— BEGIN Extracted records —

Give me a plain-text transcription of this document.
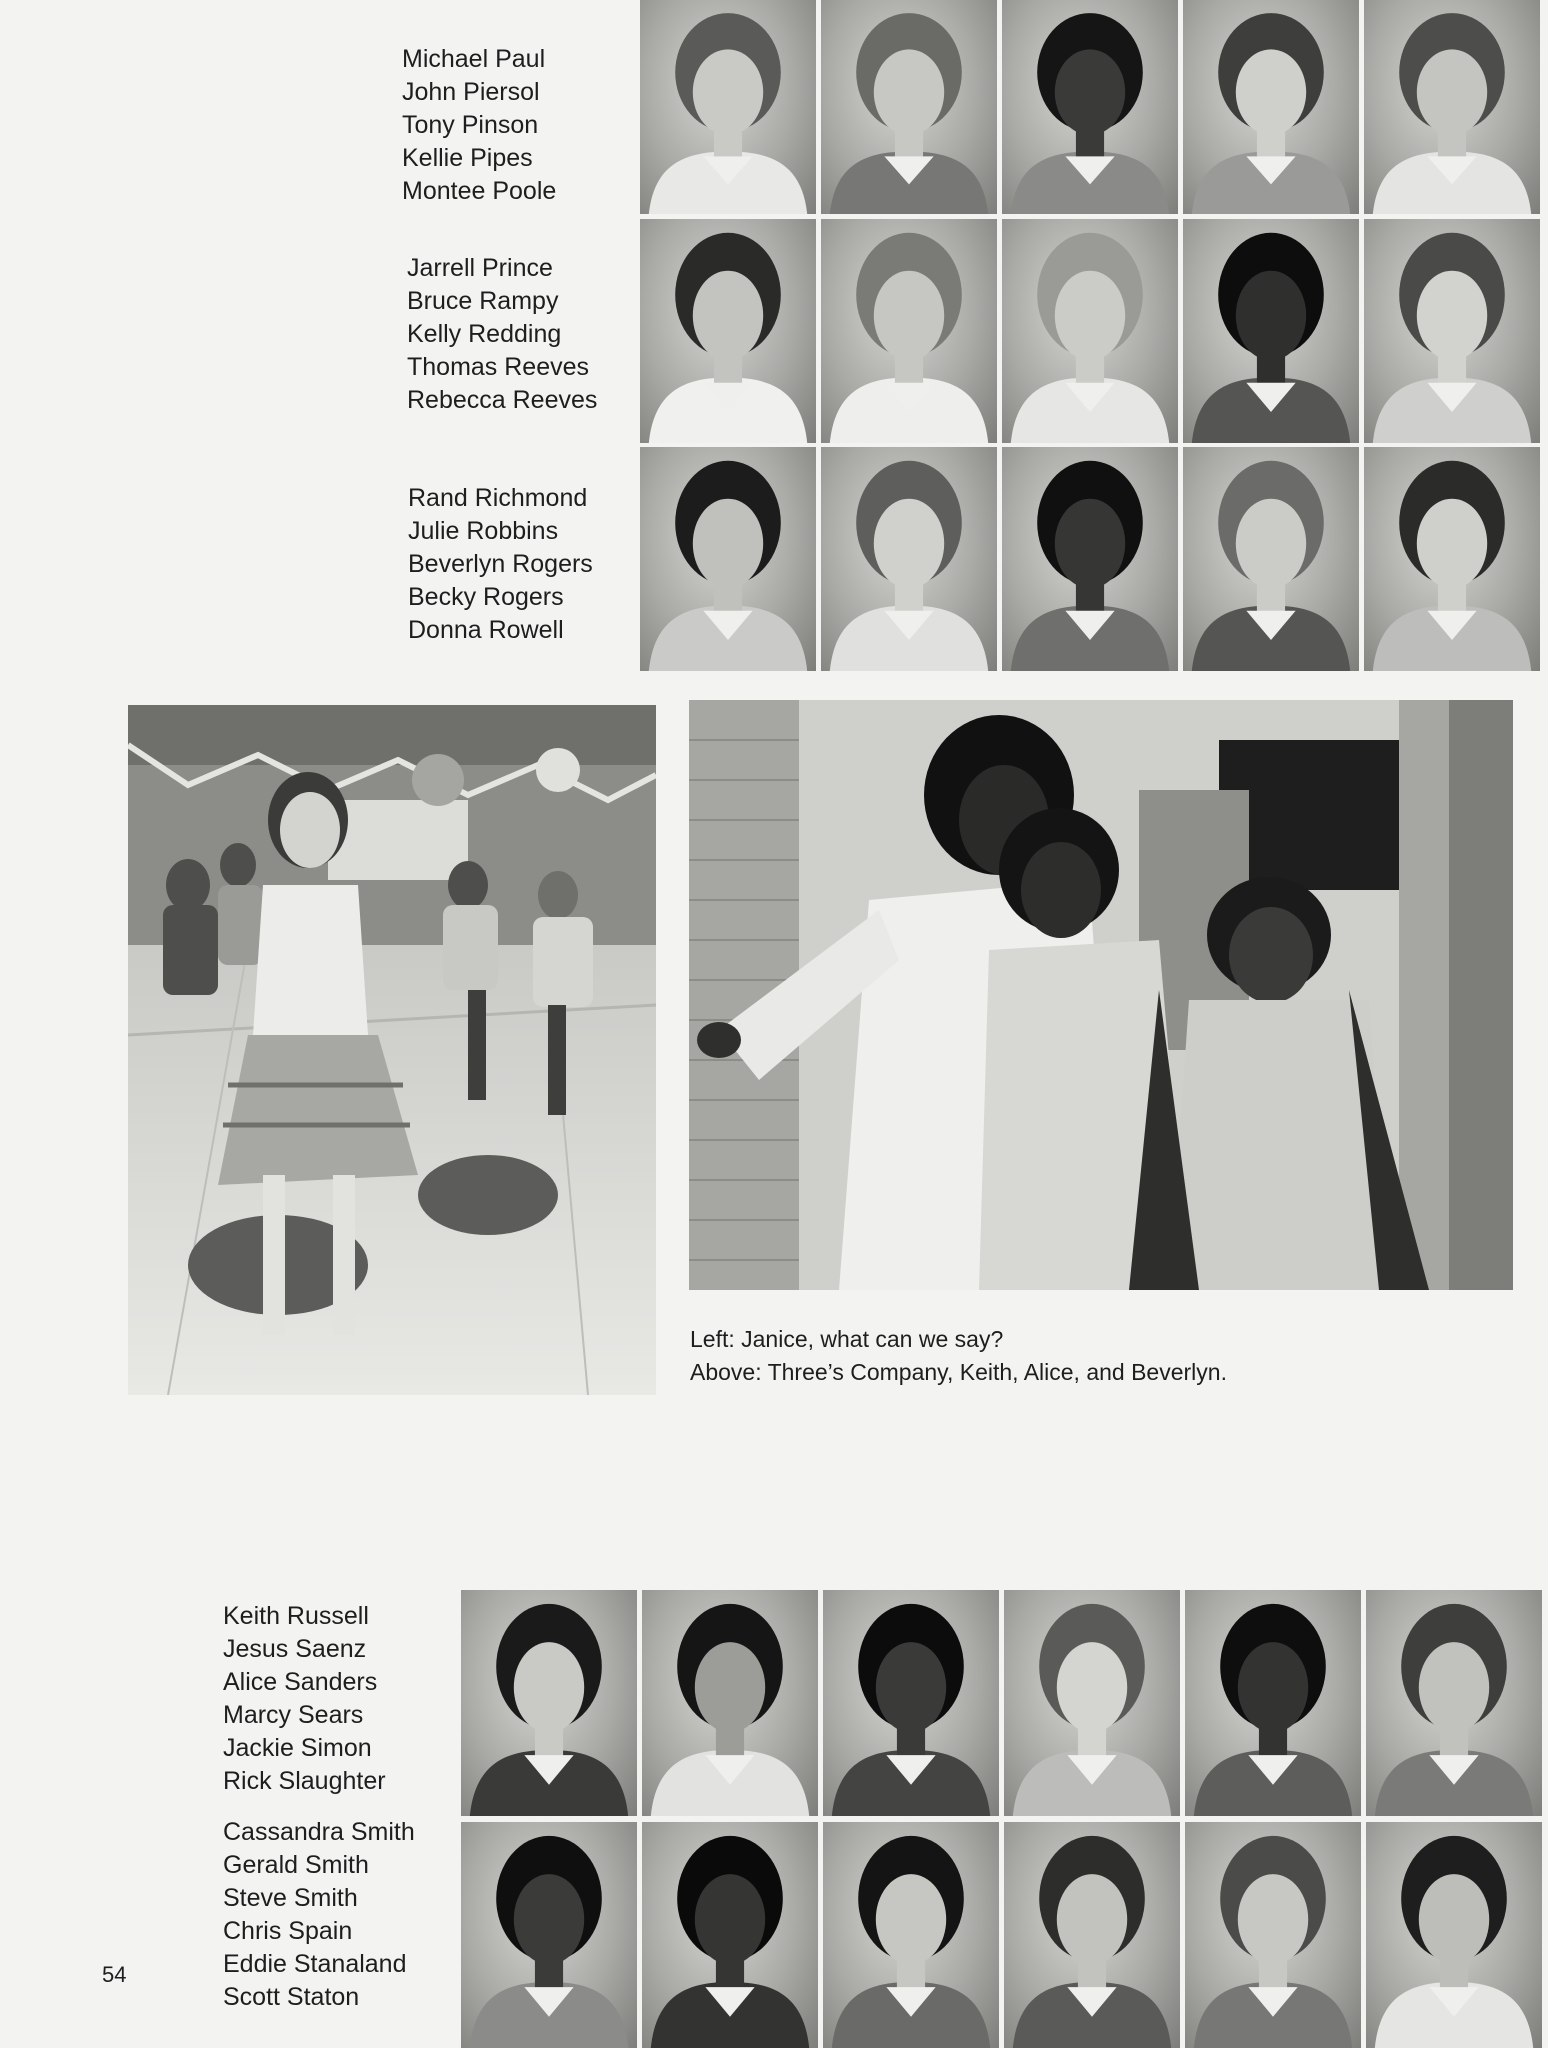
Michael Paul
John Piersol
Tony Pinson
Kellie Pipes
Montee Poole
Jarrell Prince
Bruce Rampy
Kelly Redding
Thomas Reeves
Rebecca Reeves
Rand Richmond
Julie Robbins
Beverlyn Rogers
Becky Rogers
Donna Rowell
Left: Janice, what can we say?
Above: Three’s Company, Keith, Alice, and Beverlyn.
Keith Russell
Jesus Saenz
Alice Sanders
Marcy Sears
Jackie Simon
Rick Slaughter
Cassandra Smith
Gerald Smith
Steve Smith
Chris Spain
Eddie Stanaland
Scott Staton
54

— END Extracted records —

▸ Exercise objective
Leave out all pictures, then copy the remaining material exactly.

▸ Result
Give me a plain-text transcription of this document.
Michael Paul
John Piersol
Tony Pinson
Kellie Pipes
Montee Poole
Jarrell Prince
Bruce Rampy
Kelly Redding
Thomas Reeves
Rebecca Reeves
Rand Richmond
Julie Robbins
Beverlyn Rogers
Becky Rogers
Donna Rowell
Left: Janice, what can we say?
Above: Three’s Company, Keith, Alice, and Beverlyn.
Keith Russell
Jesus Saenz
Alice Sanders
Marcy Sears
Jackie Simon
Rick Slaughter
Cassandra Smith
Gerald Smith
Steve Smith
Chris Spain
Eddie Stanaland
Scott Staton
54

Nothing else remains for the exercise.